■ **The exercise**: Retype each line of the material exactly, please, skipping any picture in it.

--- Listing ---

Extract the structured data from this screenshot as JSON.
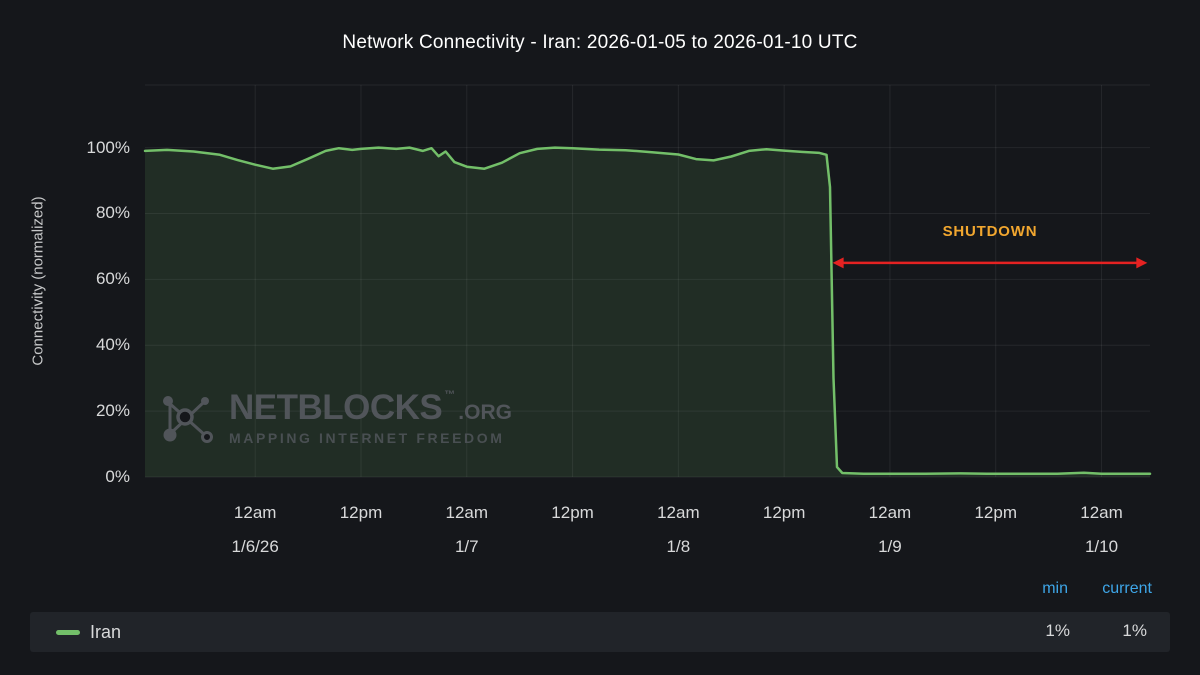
{
  "title": "Network Connectivity - Iran: 2026-01-05 to 2026-01-10 UTC",
  "watermark": {
    "name": "NETBLOCKS",
    "tm": "™",
    "tld": ".ORG",
    "tagline": "MAPPING INTERNET FREEDOM"
  },
  "chart_data": {
    "type": "area",
    "title": "Network Connectivity - Iran: 2026-01-05 to 2026-01-10 UTC",
    "xlabel": "",
    "ylabel": "Connectivity (normalized)",
    "ylim": [
      0,
      119
    ],
    "y_ticks": [
      0,
      20,
      40,
      60,
      80,
      100
    ],
    "y_unit": "%",
    "grid": true,
    "legend_position": "bottom",
    "x_unit_hours_from": "2026-01-05 00:00 UTC",
    "x_domain_hours": [
      11.5,
      125.5
    ],
    "x_ticks": [
      {
        "hour": 24,
        "time": "12am",
        "date": "1/6/26"
      },
      {
        "hour": 36,
        "time": "12pm",
        "date": ""
      },
      {
        "hour": 48,
        "time": "12am",
        "date": "1/7"
      },
      {
        "hour": 60,
        "time": "12pm",
        "date": ""
      },
      {
        "hour": 72,
        "time": "12am",
        "date": "1/8"
      },
      {
        "hour": 84,
        "time": "12pm",
        "date": ""
      },
      {
        "hour": 96,
        "time": "12am",
        "date": "1/9"
      },
      {
        "hour": 108,
        "time": "12pm",
        "date": ""
      },
      {
        "hour": 120,
        "time": "12am",
        "date": "1/10"
      }
    ],
    "series": [
      {
        "name": "Iran",
        "color": "#73bf69",
        "fill": "rgba(115,191,105,0.13)",
        "points": [
          [
            11.5,
            99
          ],
          [
            14,
            99.3
          ],
          [
            17,
            98.8
          ],
          [
            20,
            97.8
          ],
          [
            22,
            96.2
          ],
          [
            24,
            94.8
          ],
          [
            26,
            93.6
          ],
          [
            28,
            94.3
          ],
          [
            30,
            96.6
          ],
          [
            32,
            99
          ],
          [
            33.5,
            99.8
          ],
          [
            35,
            99.3
          ],
          [
            36,
            99.6
          ],
          [
            38,
            100
          ],
          [
            40,
            99.6
          ],
          [
            41.5,
            100
          ],
          [
            43,
            99
          ],
          [
            44,
            99.8
          ],
          [
            44.8,
            97.4
          ],
          [
            45.6,
            98.8
          ],
          [
            46.6,
            95.6
          ],
          [
            48,
            94.2
          ],
          [
            50,
            93.6
          ],
          [
            52,
            95.4
          ],
          [
            54,
            98.3
          ],
          [
            56,
            99.6
          ],
          [
            58,
            100
          ],
          [
            60,
            99.8
          ],
          [
            63,
            99.4
          ],
          [
            66,
            99.2
          ],
          [
            69,
            98.6
          ],
          [
            72,
            97.9
          ],
          [
            74,
            96.5
          ],
          [
            76,
            96.1
          ],
          [
            78,
            97.3
          ],
          [
            80,
            99
          ],
          [
            82,
            99.5
          ],
          [
            84,
            99.1
          ],
          [
            86,
            98.7
          ],
          [
            88,
            98.4
          ],
          [
            88.8,
            97.8
          ],
          [
            89.2,
            88
          ],
          [
            89.6,
            30
          ],
          [
            90,
            3
          ],
          [
            90.6,
            1.2
          ],
          [
            93,
            1
          ],
          [
            96,
            1
          ],
          [
            100,
            1
          ],
          [
            104,
            1.1
          ],
          [
            107,
            1
          ],
          [
            111,
            1
          ],
          [
            115,
            1
          ],
          [
            118,
            1.3
          ],
          [
            120,
            1
          ],
          [
            123,
            1
          ],
          [
            125.5,
            1
          ]
        ]
      }
    ],
    "annotation": {
      "label": "SHUTDOWN",
      "x_start_hour": 89.5,
      "x_end_hour": 125.2,
      "y_percent": 65
    }
  },
  "legend": {
    "headers": {
      "min": "min",
      "current": "current"
    },
    "rows": [
      {
        "name": "Iran",
        "color": "#73bf69",
        "min": "1%",
        "current": "1%"
      }
    ]
  },
  "colors": {
    "background": "#15171b",
    "legend_strip": "#212429",
    "text": "#d8d9da",
    "muted_text": "#c7c8c9",
    "title": "#ffffff",
    "grid": "rgba(255,255,255,0.07)",
    "series_green": "#73bf69",
    "series_fill": "rgba(115,191,105,0.13)",
    "header_blue": "#3ea6e8",
    "shutdown_orange": "#f2a72f",
    "arrow_red": "#e52222",
    "watermark": "#51555a"
  }
}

---

■ **Answer to the task**:
Extract the structured data from this screenshot as JSON.
{
  "title": "Network Connectivity - Iran: 2026-01-05 to 2026-01-10 UTC",
  "watermark": {
    "name": "NETBLOCKS",
    "tm": "™",
    "tld": ".ORG",
    "tagline": "MAPPING INTERNET FREEDOM"
  },
  "chart_data": {
    "type": "area",
    "title": "Network Connectivity - Iran: 2026-01-05 to 2026-01-10 UTC",
    "xlabel": "",
    "ylabel": "Connectivity (normalized)",
    "ylim": [
      0,
      119
    ],
    "y_ticks": [
      0,
      20,
      40,
      60,
      80,
      100
    ],
    "y_unit": "%",
    "grid": true,
    "legend_position": "bottom",
    "x_unit_hours_from": "2026-01-05 00:00 UTC",
    "x_domain_hours": [
      11.5,
      125.5
    ],
    "x_ticks": [
      {
        "hour": 24,
        "time": "12am",
        "date": "1/6/26"
      },
      {
        "hour": 36,
        "time": "12pm",
        "date": ""
      },
      {
        "hour": 48,
        "time": "12am",
        "date": "1/7"
      },
      {
        "hour": 60,
        "time": "12pm",
        "date": ""
      },
      {
        "hour": 72,
        "time": "12am",
        "date": "1/8"
      },
      {
        "hour": 84,
        "time": "12pm",
        "date": ""
      },
      {
        "hour": 96,
        "time": "12am",
        "date": "1/9"
      },
      {
        "hour": 108,
        "time": "12pm",
        "date": ""
      },
      {
        "hour": 120,
        "time": "12am",
        "date": "1/10"
      }
    ],
    "series": [
      {
        "name": "Iran",
        "color": "#73bf69",
        "fill": "rgba(115,191,105,0.13)",
        "points": [
          [
            11.5,
            99
          ],
          [
            14,
            99.3
          ],
          [
            17,
            98.8
          ],
          [
            20,
            97.8
          ],
          [
            22,
            96.2
          ],
          [
            24,
            94.8
          ],
          [
            26,
            93.6
          ],
          [
            28,
            94.3
          ],
          [
            30,
            96.6
          ],
          [
            32,
            99
          ],
          [
            33.5,
            99.8
          ],
          [
            35,
            99.3
          ],
          [
            36,
            99.6
          ],
          [
            38,
            100
          ],
          [
            40,
            99.6
          ],
          [
            41.5,
            100
          ],
          [
            43,
            99
          ],
          [
            44,
            99.8
          ],
          [
            44.8,
            97.4
          ],
          [
            45.6,
            98.8
          ],
          [
            46.6,
            95.6
          ],
          [
            48,
            94.2
          ],
          [
            50,
            93.6
          ],
          [
            52,
            95.4
          ],
          [
            54,
            98.3
          ],
          [
            56,
            99.6
          ],
          [
            58,
            100
          ],
          [
            60,
            99.8
          ],
          [
            63,
            99.4
          ],
          [
            66,
            99.2
          ],
          [
            69,
            98.6
          ],
          [
            72,
            97.9
          ],
          [
            74,
            96.5
          ],
          [
            76,
            96.1
          ],
          [
            78,
            97.3
          ],
          [
            80,
            99
          ],
          [
            82,
            99.5
          ],
          [
            84,
            99.1
          ],
          [
            86,
            98.7
          ],
          [
            88,
            98.4
          ],
          [
            88.8,
            97.8
          ],
          [
            89.2,
            88
          ],
          [
            89.6,
            30
          ],
          [
            90,
            3
          ],
          [
            90.6,
            1.2
          ],
          [
            93,
            1
          ],
          [
            96,
            1
          ],
          [
            100,
            1
          ],
          [
            104,
            1.1
          ],
          [
            107,
            1
          ],
          [
            111,
            1
          ],
          [
            115,
            1
          ],
          [
            118,
            1.3
          ],
          [
            120,
            1
          ],
          [
            123,
            1
          ],
          [
            125.5,
            1
          ]
        ]
      }
    ],
    "annotation": {
      "label": "SHUTDOWN",
      "x_start_hour": 89.5,
      "x_end_hour": 125.2,
      "y_percent": 65
    }
  },
  "legend": {
    "headers": {
      "min": "min",
      "current": "current"
    },
    "rows": [
      {
        "name": "Iran",
        "color": "#73bf69",
        "min": "1%",
        "current": "1%"
      }
    ]
  },
  "colors": {
    "background": "#15171b",
    "legend_strip": "#212429",
    "text": "#d8d9da",
    "muted_text": "#c7c8c9",
    "title": "#ffffff",
    "grid": "rgba(255,255,255,0.07)",
    "series_green": "#73bf69",
    "series_fill": "rgba(115,191,105,0.13)",
    "header_blue": "#3ea6e8",
    "shutdown_orange": "#f2a72f",
    "arrow_red": "#e52222",
    "watermark": "#51555a"
  }
}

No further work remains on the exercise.